##### Supplied information #####
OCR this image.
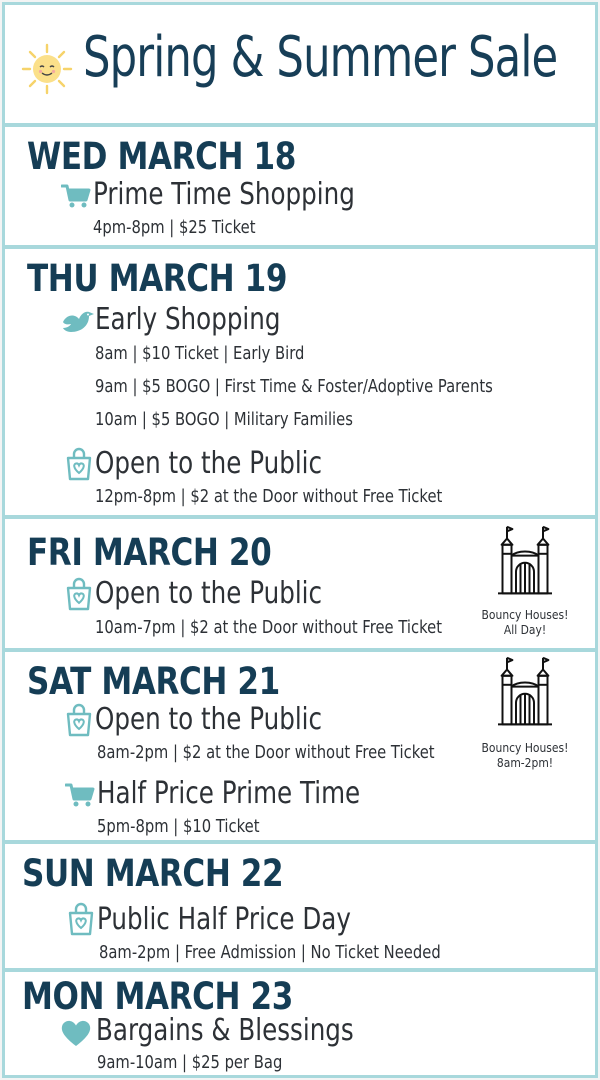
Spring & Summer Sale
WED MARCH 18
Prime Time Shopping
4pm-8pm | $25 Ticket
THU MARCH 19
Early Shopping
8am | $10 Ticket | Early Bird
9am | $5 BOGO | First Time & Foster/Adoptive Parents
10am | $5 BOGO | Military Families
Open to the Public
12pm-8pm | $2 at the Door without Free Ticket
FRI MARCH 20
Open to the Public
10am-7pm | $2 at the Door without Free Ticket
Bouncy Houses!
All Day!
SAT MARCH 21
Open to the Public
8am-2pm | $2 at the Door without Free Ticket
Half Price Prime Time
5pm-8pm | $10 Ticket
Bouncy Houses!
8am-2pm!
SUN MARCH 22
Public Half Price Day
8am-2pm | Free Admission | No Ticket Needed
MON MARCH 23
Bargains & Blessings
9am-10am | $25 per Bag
#####
##### Supplied information #####
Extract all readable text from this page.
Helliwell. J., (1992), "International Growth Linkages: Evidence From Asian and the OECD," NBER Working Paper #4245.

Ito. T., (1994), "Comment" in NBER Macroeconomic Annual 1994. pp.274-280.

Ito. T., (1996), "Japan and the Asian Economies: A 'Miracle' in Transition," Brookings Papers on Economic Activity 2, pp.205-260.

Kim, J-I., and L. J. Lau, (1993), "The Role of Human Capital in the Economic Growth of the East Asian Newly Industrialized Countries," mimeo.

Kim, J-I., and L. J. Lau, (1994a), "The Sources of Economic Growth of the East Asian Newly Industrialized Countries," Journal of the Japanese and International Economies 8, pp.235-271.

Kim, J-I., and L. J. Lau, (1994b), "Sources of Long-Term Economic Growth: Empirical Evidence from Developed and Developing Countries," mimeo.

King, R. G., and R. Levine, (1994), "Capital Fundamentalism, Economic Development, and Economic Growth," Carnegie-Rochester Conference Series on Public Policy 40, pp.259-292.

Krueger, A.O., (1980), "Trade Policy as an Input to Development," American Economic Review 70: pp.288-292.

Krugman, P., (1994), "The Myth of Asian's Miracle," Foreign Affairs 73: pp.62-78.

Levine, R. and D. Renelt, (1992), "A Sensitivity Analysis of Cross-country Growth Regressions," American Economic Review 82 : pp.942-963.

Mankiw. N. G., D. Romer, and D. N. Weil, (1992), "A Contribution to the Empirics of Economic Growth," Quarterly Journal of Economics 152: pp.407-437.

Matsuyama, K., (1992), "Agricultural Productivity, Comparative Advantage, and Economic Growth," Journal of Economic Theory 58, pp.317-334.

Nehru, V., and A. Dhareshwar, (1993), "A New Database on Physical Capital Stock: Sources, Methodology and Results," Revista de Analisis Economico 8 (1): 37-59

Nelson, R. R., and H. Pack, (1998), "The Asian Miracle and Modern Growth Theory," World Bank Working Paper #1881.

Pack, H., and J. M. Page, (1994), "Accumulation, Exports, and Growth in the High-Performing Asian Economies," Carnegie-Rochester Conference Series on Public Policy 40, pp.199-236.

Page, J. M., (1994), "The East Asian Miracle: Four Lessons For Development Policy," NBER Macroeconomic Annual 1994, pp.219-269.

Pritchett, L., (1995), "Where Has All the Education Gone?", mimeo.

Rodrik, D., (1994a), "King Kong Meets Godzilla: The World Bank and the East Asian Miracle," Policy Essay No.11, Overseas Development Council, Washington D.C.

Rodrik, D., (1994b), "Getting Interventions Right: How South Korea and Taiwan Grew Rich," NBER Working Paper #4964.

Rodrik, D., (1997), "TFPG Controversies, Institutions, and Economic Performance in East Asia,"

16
#####
Task directions: Each line that contains the string "Shopping" counts once; report how many such lines the entries have, giving only the number.

Complete output: 2